● **Provided records**:
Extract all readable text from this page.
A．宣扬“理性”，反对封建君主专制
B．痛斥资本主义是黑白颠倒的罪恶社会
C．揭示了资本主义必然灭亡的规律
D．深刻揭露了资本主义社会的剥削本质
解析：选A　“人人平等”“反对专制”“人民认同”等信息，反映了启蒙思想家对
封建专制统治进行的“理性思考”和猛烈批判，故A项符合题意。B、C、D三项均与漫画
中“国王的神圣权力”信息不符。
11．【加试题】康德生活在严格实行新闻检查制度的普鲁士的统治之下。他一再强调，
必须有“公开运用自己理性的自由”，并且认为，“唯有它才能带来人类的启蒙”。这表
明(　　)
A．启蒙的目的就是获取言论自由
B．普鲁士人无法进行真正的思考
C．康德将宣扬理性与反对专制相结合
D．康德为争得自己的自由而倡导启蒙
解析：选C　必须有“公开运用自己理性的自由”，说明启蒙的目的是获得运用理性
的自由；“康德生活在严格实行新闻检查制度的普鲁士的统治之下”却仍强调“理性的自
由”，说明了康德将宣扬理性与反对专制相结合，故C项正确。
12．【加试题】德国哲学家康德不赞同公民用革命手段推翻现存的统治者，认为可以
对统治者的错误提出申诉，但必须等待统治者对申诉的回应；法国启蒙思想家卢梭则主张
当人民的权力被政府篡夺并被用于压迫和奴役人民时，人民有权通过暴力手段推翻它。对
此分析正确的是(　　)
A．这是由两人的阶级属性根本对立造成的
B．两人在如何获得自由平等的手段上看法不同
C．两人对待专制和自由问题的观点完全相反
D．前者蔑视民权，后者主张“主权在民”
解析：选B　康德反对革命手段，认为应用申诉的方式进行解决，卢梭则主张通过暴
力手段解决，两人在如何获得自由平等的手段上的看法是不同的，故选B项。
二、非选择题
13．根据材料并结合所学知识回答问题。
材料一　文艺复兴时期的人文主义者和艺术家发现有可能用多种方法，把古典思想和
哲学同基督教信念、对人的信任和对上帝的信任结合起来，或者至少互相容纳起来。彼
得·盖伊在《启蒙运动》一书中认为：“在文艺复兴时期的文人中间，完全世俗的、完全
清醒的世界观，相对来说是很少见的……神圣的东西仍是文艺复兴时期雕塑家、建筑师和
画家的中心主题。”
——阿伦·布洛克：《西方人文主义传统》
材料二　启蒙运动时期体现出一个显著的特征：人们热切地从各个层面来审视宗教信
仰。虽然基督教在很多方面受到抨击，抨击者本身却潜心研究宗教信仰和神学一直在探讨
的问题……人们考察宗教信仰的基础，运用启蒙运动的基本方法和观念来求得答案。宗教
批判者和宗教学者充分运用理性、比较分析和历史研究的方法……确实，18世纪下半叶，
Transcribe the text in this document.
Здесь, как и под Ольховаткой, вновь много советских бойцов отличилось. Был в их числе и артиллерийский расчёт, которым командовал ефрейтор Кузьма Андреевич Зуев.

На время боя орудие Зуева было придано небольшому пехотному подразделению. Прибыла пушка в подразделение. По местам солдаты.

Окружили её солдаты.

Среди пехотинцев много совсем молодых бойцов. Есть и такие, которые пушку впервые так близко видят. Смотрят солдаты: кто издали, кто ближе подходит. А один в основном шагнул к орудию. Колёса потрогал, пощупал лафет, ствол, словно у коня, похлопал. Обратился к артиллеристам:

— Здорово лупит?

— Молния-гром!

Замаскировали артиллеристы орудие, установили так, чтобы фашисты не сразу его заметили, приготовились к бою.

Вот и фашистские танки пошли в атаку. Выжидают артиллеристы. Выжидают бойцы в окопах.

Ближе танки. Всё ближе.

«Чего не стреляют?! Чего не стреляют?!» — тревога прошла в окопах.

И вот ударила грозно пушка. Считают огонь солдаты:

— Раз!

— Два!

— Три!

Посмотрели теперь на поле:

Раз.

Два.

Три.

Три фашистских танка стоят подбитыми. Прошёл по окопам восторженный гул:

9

● **The exercise**: Extract the complete set of records unchanged.

● **Final answer**:
Extract all readable text from this page.
A．宣扬“理性”，反对封建君主专制
B．痛斥资本主义是黑白颠倒的罪恶社会
C．揭示了资本主义必然灭亡的规律
D．深刻揭露了资本主义社会的剥削本质
解析：选A　“人人平等”“反对专制”“人民认同”等信息，反映了启蒙思想家对
封建专制统治进行的“理性思考”和猛烈批判，故A项符合题意。B、C、D三项均与漫画
中“国王的神圣权力”信息不符。
11．【加试题】康德生活在严格实行新闻检查制度的普鲁士的统治之下。他一再强调，
必须有“公开运用自己理性的自由”，并且认为，“唯有它才能带来人类的启蒙”。这表
明(　　)
A．启蒙的目的就是获取言论自由
B．普鲁士人无法进行真正的思考
C．康德将宣扬理性与反对专制相结合
D．康德为争得自己的自由而倡导启蒙
解析：选C　必须有“公开运用自己理性的自由”，说明启蒙的目的是获得运用理性
的自由；“康德生活在严格实行新闻检查制度的普鲁士的统治之下”却仍强调“理性的自
由”，说明了康德将宣扬理性与反对专制相结合，故C项正确。
12．【加试题】德国哲学家康德不赞同公民用革命手段推翻现存的统治者，认为可以
对统治者的错误提出申诉，但必须等待统治者对申诉的回应；法国启蒙思想家卢梭则主张
当人民的权力被政府篡夺并被用于压迫和奴役人民时，人民有权通过暴力手段推翻它。对
此分析正确的是(　　)
A．这是由两人的阶级属性根本对立造成的
B．两人在如何获得自由平等的手段上看法不同
C．两人对待专制和自由问题的观点完全相反
D．前者蔑视民权，后者主张“主权在民”
解析：选B　康德反对革命手段，认为应用申诉的方式进行解决，卢梭则主张通过暴
力手段解决，两人在如何获得自由平等的手段上的看法是不同的，故选B项。
二、非选择题
13．根据材料并结合所学知识回答问题。
材料一　文艺复兴时期的人文主义者和艺术家发现有可能用多种方法，把古典思想和
哲学同基督教信念、对人的信任和对上帝的信任结合起来，或者至少互相容纳起来。彼
得·盖伊在《启蒙运动》一书中认为：“在文艺复兴时期的文人中间，完全世俗的、完全
清醒的世界观，相对来说是很少见的……神圣的东西仍是文艺复兴时期雕塑家、建筑师和
画家的中心主题。”
——阿伦·布洛克：《西方人文主义传统》
材料二　启蒙运动时期体现出一个显著的特征：人们热切地从各个层面来审视宗教信
仰。虽然基督教在很多方面受到抨击，抨击者本身却潜心研究宗教信仰和神学一直在探讨
的问题……人们考察宗教信仰的基础，运用启蒙运动的基本方法和观念来求得答案。宗教
批判者和宗教学者充分运用理性、比较分析和历史研究的方法……确实，18世纪下半叶，
Transcribe the text in this document.
Здесь, как и под Ольховаткой, вновь много советских бойцов отличилось. Был в их числе и артиллерийский расчёт, которым командовал ефрейтор Кузьма Андреевич Зуев.

На время боя орудие Зуева было придано небольшому пехотному подразделению. Прибыла пушка в подразделение. По местам солдаты.

Окружили её солдаты.

Среди пехотинцев много совсем молодых бойцов. Есть и такие, которые пушку впервые так близко видят. Смотрят солдаты: кто издали, кто ближе подходит. А один в основном шагнул к орудию. Колёса потрогал, пощупал лафет, ствол, словно у коня, похлопал. Обратился к артиллеристам:

— Здорово лупит?

— Молния-гром!

Замаскировали артиллеристы орудие, установили так, чтобы фашисты не сразу его заметили, приготовились к бою.

Вот и фашистские танки пошли в атаку. Выжидают артиллеристы. Выжидают бойцы в окопах.

Ближе танки. Всё ближе.

«Чего не стреляют?! Чего не стреляют?!» — тревога прошла в окопах.

И вот ударила грозно пушка. Считают огонь солдаты:

— Раз!

— Два!

— Три!

Посмотрели теперь на поле:

Раз.

Два.

Три.

Три фашистских танка стоят подбитыми. Прошёл по окопам восторженный гул:

9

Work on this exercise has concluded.